**Short exercise:** Report all lines holding "population".

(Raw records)
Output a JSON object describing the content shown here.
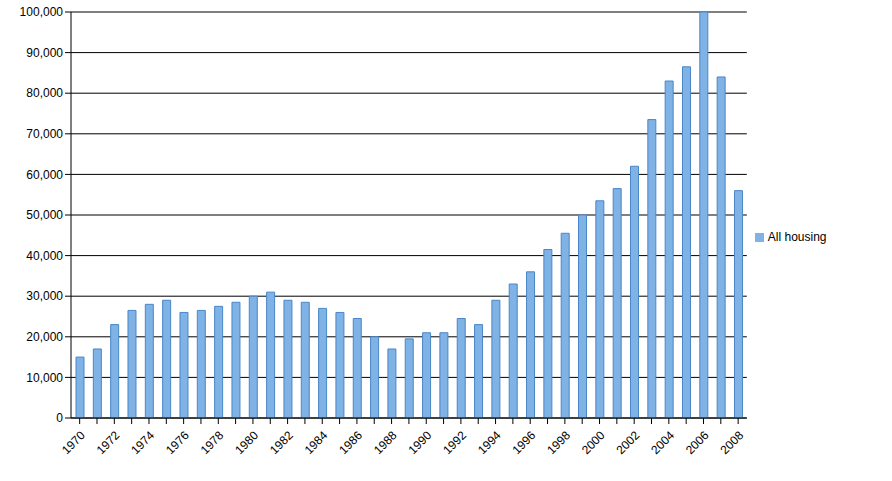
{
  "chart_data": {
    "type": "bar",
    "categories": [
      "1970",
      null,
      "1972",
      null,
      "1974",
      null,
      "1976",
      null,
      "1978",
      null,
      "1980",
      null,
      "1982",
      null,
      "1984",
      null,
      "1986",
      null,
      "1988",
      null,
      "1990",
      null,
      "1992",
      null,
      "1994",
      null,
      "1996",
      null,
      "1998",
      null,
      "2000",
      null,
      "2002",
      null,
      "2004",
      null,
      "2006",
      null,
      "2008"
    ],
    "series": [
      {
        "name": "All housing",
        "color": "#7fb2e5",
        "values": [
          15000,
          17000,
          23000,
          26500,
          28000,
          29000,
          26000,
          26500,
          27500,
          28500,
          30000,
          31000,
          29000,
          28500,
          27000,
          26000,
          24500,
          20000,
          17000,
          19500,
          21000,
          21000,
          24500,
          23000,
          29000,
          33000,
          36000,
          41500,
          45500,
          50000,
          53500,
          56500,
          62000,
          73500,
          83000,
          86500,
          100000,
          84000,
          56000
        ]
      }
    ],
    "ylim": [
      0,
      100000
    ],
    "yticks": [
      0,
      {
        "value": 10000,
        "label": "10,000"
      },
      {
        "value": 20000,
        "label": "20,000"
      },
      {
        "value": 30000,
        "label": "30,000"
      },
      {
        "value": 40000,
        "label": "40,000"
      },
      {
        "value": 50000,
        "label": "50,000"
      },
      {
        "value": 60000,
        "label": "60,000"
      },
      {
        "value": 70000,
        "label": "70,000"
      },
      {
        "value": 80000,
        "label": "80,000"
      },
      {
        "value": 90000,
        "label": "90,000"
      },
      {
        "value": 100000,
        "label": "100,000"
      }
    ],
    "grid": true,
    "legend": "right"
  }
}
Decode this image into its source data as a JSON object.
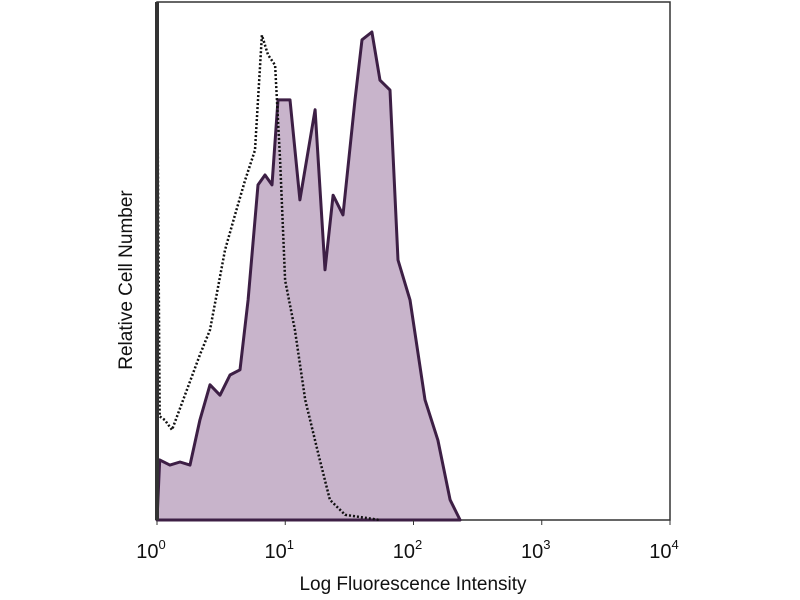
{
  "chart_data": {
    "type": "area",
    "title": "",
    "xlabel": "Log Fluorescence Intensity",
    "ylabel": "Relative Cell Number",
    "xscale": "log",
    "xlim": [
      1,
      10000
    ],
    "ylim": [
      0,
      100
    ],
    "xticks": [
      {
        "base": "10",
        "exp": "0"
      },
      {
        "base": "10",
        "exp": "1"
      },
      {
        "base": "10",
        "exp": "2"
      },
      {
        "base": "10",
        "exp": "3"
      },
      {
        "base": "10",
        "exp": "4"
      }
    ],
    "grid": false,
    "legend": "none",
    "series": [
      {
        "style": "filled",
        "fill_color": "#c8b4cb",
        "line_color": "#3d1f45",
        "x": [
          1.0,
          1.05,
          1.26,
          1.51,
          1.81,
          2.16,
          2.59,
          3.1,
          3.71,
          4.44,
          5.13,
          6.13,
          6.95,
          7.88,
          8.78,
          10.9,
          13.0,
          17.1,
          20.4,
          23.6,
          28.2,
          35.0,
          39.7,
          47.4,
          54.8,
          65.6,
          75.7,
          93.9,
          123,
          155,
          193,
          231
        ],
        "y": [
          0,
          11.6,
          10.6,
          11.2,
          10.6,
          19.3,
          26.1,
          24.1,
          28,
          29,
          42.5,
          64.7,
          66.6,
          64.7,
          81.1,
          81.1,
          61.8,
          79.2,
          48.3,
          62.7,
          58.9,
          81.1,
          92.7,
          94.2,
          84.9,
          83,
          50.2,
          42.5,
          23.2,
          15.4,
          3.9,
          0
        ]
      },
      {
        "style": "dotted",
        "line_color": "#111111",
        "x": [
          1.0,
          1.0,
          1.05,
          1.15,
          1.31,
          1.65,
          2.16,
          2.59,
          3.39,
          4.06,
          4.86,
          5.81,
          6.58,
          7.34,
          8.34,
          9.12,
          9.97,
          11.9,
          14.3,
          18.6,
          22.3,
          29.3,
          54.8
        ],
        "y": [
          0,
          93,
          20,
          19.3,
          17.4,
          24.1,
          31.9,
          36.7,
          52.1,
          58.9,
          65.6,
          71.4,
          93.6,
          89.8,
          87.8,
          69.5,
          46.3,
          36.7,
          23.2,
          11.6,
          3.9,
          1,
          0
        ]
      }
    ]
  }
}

==

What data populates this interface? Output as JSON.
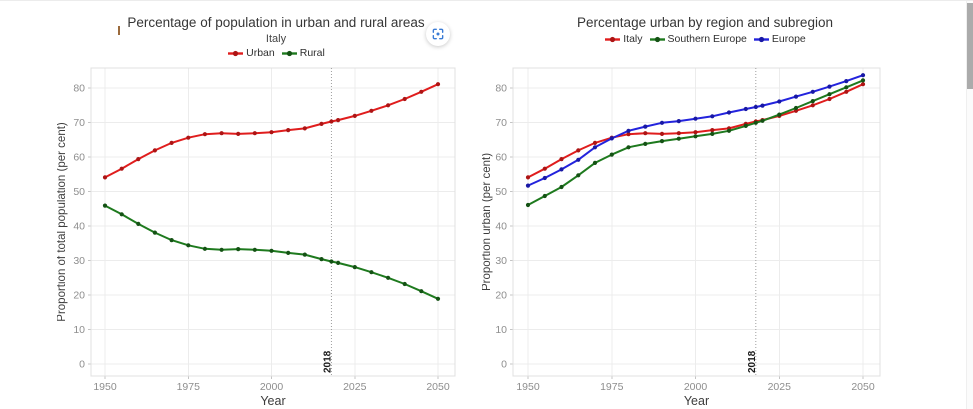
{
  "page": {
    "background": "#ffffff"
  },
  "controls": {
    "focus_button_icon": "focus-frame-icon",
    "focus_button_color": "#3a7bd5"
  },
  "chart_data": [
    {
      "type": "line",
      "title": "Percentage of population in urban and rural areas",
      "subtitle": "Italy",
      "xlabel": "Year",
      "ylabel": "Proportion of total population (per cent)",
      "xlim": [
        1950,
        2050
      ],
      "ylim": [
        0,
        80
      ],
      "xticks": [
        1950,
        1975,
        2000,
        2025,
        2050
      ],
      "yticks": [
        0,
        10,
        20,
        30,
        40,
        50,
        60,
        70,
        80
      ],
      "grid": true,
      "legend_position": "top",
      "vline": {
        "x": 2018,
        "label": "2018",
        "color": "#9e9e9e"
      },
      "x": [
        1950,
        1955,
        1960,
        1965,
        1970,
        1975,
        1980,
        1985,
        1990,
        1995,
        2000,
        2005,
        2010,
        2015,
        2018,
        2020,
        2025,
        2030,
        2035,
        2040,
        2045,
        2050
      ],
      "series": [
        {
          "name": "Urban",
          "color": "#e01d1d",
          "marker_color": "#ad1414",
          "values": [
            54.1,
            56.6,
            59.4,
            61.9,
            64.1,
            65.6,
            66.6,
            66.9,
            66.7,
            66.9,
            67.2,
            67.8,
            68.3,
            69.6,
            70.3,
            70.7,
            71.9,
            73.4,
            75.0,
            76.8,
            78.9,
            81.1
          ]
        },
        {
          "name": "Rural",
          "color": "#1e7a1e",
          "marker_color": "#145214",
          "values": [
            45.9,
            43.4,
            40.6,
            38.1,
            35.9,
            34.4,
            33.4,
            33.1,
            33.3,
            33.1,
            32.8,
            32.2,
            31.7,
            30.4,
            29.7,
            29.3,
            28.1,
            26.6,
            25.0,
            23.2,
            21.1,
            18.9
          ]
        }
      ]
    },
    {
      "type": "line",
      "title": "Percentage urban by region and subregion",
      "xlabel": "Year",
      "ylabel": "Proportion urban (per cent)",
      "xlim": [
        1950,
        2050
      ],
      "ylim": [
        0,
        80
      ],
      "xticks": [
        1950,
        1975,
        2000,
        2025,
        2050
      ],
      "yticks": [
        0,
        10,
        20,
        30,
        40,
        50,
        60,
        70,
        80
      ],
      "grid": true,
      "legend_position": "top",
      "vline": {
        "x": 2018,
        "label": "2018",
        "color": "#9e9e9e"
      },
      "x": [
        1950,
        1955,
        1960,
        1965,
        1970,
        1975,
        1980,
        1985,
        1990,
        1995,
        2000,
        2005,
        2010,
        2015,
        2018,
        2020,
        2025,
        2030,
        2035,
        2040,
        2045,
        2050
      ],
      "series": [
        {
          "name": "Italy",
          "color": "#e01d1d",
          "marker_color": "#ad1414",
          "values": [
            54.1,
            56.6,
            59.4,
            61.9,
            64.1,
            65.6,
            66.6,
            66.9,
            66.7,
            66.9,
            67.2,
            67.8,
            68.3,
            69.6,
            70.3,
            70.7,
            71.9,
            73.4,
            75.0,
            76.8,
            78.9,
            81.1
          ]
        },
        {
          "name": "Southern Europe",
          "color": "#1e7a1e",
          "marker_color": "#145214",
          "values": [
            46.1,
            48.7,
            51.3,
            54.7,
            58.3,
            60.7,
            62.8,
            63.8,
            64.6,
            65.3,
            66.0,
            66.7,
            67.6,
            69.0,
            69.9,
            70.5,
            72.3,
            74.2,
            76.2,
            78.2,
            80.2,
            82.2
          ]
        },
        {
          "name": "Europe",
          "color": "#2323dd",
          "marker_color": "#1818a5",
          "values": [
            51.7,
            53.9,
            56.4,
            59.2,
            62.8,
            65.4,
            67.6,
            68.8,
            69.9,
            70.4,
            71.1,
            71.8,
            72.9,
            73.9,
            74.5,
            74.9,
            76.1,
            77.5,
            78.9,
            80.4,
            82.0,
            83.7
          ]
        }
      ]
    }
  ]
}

**Response:**
      "title": "Percentage of population in urban and rural areas",
      "ylabel": "Proportion of total population (per cent)",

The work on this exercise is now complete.